Text section —
━━━━━━━━━━

Skip to content

Add Python help contract regression coverage#47

Draft
t-kalinowski wants to merge 10 commits intomainfrom
add-python-help-contract-tests
Draft

Add Python help contract regression coverage#47
t-kalinowski wants to merge 10 commits intomainfrom
add-python-help-contract-tests

Conversation

@t-kalinowski
Copy link
Copy Markdown
Member

@t-kalinowski t-kalinowski commented Apr 25, 2026

Summary

Add public regression coverage for the native Python help contract.

The new tests cover help(len), pydoc.help(len), and an interactive help() roundtrip through the public Python REPL surface. They assert that help output stays inline, does not expose pager prompts, returns to the Python prompt, and leaves the session usable for follow-up input.

This also pins Python startup to pydoc's plain in-band pager so inherited PAGER, MANPAGER, or terminal settings cannot hand help output to an external pager. The PR adds a files-mode snapshot for the same help flow and moves the Python help contract plan from active to completed.

Public changes

  • Adds regression coverage for documented Python help() / pydoc.help() behavior.
  • Keeps Python help output in-band even when the parent environment has an interactive pager configured.
  • No public API or tool schema changes.

Internal changes

  • Adds a Python files-mode snapshot helper for McpSnapshot.
  • Overrides pydoc.pager to pydoc.plainpager during Python worker startup.
  • Normalizes Python help snapshots across Python versions while leaving prompt readiness to the direct behavior test.
  • Normalizes current Codex CLI-only approval metadata in the approval TUI snapshots.
  • Stabilizes existing worker-process unit tests that were blocking the required plain cargo test check under parallel execution.
  • Closes the checked-in Python help contract plan.

Diff composition

  • Runtime code: Python worker startup only.
  • Tests and snapshots: Python help integration coverage, cross-version files-mode help snapshots, approval snapshot normalization, and worker-process test stabilization.
  • Docs/plans: moves the Python help contract plan from active to completed.
  • Public API/schema: unchanged.

Finding:
- [P1] Gate the TestResult import on non-Windows — /Users/tomasz/.codex/worktrees/24fc/mcp-repl/tests/python_help_snapshots.rs:5-5
  On Windows, every item that references `TestResult` in this file is behind `#[cfg(not(windows))]`, but this import is unconditional. The Windows CI clippy step uses `-D warnings`, so the new test target fails with an unused-import warning before any tests run; put this import under the same cfg or gate the whole file.

Response:
- Moved the `TestResult` import under the existing `#[cfg(not(windows))]` gate alongside `McpSnapshot`, and gated the new `Regex` import the same way.

━━━━━━━━━━

Given material —

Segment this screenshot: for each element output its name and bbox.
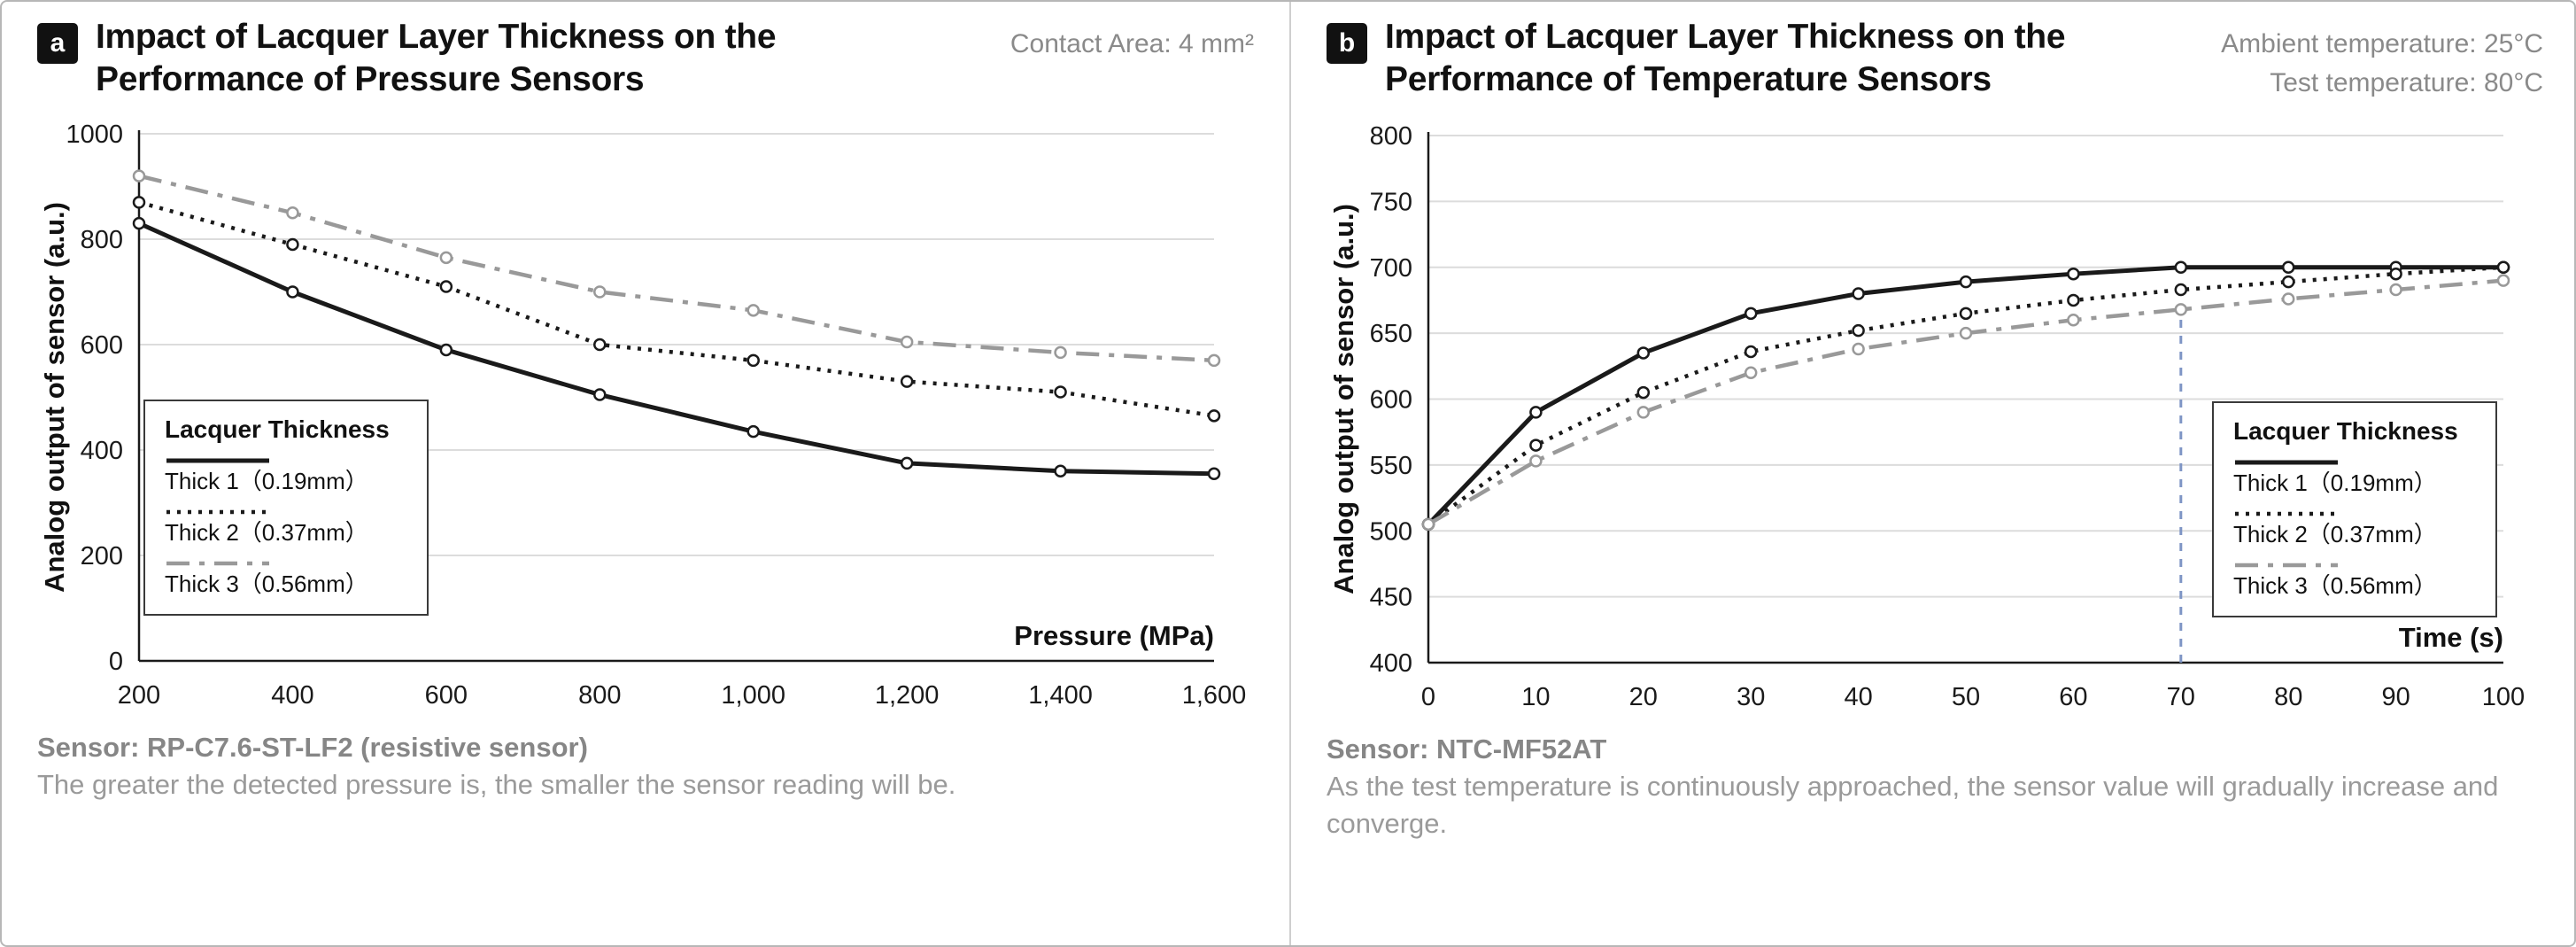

━━━━━━━━━━

Using the pull request page, decide whether each statement agrees with it. Answer yes or no for each and quote the words that settle it.
1. The pull request changes the public API or tool schema.
2. During Python worker startup, pydoc.pager is overridden to pydoc.plainpager.
3. The Windows CI clippy step uses -D warnings.
You won't need the data for this.

Answer to this problem —
1. No: "No public API or tool schema changes."
2. Yes: "Overrides pydoc.pager to pydoc.plainpager during Python worker startup."
3. Yes: "The Windows CI clippy step uses `-D warnings`"